[Layout element annotations]
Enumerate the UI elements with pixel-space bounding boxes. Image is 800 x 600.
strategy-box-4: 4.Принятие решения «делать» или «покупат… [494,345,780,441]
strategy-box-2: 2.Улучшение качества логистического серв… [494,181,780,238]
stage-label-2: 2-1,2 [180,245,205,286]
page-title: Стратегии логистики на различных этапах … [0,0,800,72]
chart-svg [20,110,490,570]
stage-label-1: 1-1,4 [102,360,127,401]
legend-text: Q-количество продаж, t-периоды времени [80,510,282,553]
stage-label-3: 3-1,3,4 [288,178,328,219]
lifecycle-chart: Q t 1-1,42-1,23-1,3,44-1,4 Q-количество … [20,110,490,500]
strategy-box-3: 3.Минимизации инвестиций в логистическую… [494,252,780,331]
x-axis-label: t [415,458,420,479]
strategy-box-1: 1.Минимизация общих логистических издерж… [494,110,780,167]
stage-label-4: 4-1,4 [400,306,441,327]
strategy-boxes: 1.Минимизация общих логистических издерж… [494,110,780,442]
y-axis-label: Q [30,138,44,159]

**STATED TASK:**
Reproduce every line of the records above without any changes.

**OUTPUT OF THE EXERCISE:**
Enumerate the UI elements with pixel-space bounding boxes. Image is 800 x 600.
strategy-box-4: 4.Принятие решения «делать» или «покупат… [494,345,780,441]
strategy-box-2: 2.Улучшение качества логистического серв… [494,181,780,238]
stage-label-2: 2-1,2 [180,245,205,286]
page-title: Стратегии логистики на различных этапах … [0,0,800,72]
chart-svg [20,110,490,570]
stage-label-1: 1-1,4 [102,360,127,401]
legend-text: Q-количество продаж, t-периоды времени [80,510,282,553]
stage-label-3: 3-1,3,4 [288,178,328,219]
lifecycle-chart: Q t 1-1,42-1,23-1,3,44-1,4 Q-количество … [20,110,490,500]
strategy-box-3: 3.Минимизации инвестиций в логистическую… [494,252,780,331]
x-axis-label: t [415,458,420,479]
strategy-box-1: 1.Минимизация общих логистических издерж… [494,110,780,167]
stage-label-4: 4-1,4 [400,306,441,327]
strategy-boxes: 1.Минимизация общих логистических издерж… [494,110,780,442]
y-axis-label: Q [30,138,44,159]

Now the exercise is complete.